(Entries with figure data)
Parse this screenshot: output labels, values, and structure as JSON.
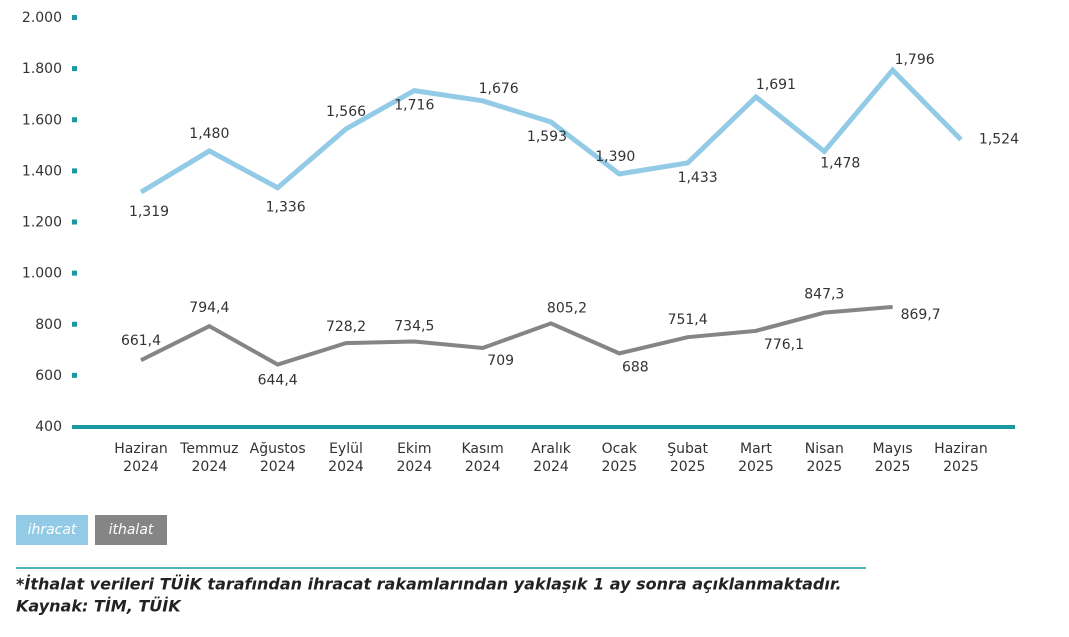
{
  "chart_data": {
    "type": "line",
    "categories": [
      "Haziran 2024",
      "Temmuz 2024",
      "Ağustos 2024",
      "Eylül 2024",
      "Ekim 2024",
      "Kasım 2024",
      "Aralık 2024",
      "Ocak 2025",
      "Şubat 2025",
      "Mart 2025",
      "Nisan 2025",
      "Mayıs 2025",
      "Haziran 2025"
    ],
    "series": [
      {
        "name": "ihracat",
        "color": "#93cbe6",
        "values": [
          1319,
          1480,
          1336,
          1566,
          1716,
          1676,
          1593,
          1390,
          1433,
          1691,
          1478,
          1796,
          1524
        ],
        "value_labels": [
          "1,319",
          "1,480",
          "1,336",
          "1,566",
          "1,716",
          "1,676",
          "1,593",
          "1,390",
          "1,433",
          "1,691",
          "1,478",
          "1,796",
          "1,524"
        ]
      },
      {
        "name": "ithalat",
        "color": "#858585",
        "values": [
          661.4,
          794.4,
          644.4,
          728.2,
          734.5,
          709,
          805.2,
          688,
          751.4,
          776.1,
          847.3,
          869.7,
          null
        ],
        "value_labels": [
          "661,4",
          "794,4",
          "644,4",
          "728,2",
          "734,5",
          "709",
          "805,2",
          "688",
          "751,4",
          "776,1",
          "847,3",
          "869,7",
          null
        ]
      }
    ],
    "ylim": [
      400,
      2000
    ],
    "yticks": [
      400,
      600,
      800,
      {
        "value": 1000,
        "label": "1.000"
      },
      {
        "value": 1200,
        "label": "1.200"
      },
      {
        "value": 1400,
        "label": "1.400"
      },
      {
        "value": 1600,
        "label": "1.600"
      },
      {
        "value": 1800,
        "label": "1.800"
      },
      {
        "value": 2000,
        "label": "2.000"
      }
    ],
    "footnote": "*İthalat verileri TÜİK tarafından ihracat rakamlarından yaklaşık 1 ay sonra açıklanmaktadır.",
    "source": "Kaynak: TİM, TÜİK"
  }
}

• [Challenge] Reproduce all of the entries word for word, skipping any pictures they hold.

• [Result for this exercise]
Parse this screenshot: output labels, values, and structure as JSON.
{
  "chart_data": {
    "type": "line",
    "categories": [
      "Haziran 2024",
      "Temmuz 2024",
      "Ağustos 2024",
      "Eylül 2024",
      "Ekim 2024",
      "Kasım 2024",
      "Aralık 2024",
      "Ocak 2025",
      "Şubat 2025",
      "Mart 2025",
      "Nisan 2025",
      "Mayıs 2025",
      "Haziran 2025"
    ],
    "series": [
      {
        "name": "ihracat",
        "color": "#93cbe6",
        "values": [
          1319,
          1480,
          1336,
          1566,
          1716,
          1676,
          1593,
          1390,
          1433,
          1691,
          1478,
          1796,
          1524
        ],
        "value_labels": [
          "1,319",
          "1,480",
          "1,336",
          "1,566",
          "1,716",
          "1,676",
          "1,593",
          "1,390",
          "1,433",
          "1,691",
          "1,478",
          "1,796",
          "1,524"
        ]
      },
      {
        "name": "ithalat",
        "color": "#858585",
        "values": [
          661.4,
          794.4,
          644.4,
          728.2,
          734.5,
          709,
          805.2,
          688,
          751.4,
          776.1,
          847.3,
          869.7,
          null
        ],
        "value_labels": [
          "661,4",
          "794,4",
          "644,4",
          "728,2",
          "734,5",
          "709",
          "805,2",
          "688",
          "751,4",
          "776,1",
          "847,3",
          "869,7",
          null
        ]
      }
    ],
    "ylim": [
      400,
      2000
    ],
    "yticks": [
      400,
      600,
      800,
      {
        "value": 1000,
        "label": "1.000"
      },
      {
        "value": 1200,
        "label": "1.200"
      },
      {
        "value": 1400,
        "label": "1.400"
      },
      {
        "value": 1600,
        "label": "1.600"
      },
      {
        "value": 1800,
        "label": "1.800"
      },
      {
        "value": 2000,
        "label": "2.000"
      }
    ],
    "footnote": "*İthalat verileri TÜİK tarafından ihracat rakamlarından yaklaşık 1 ay sonra açıklanmaktadır.",
    "source": "Kaynak: TİM, TÜİK"
  }
}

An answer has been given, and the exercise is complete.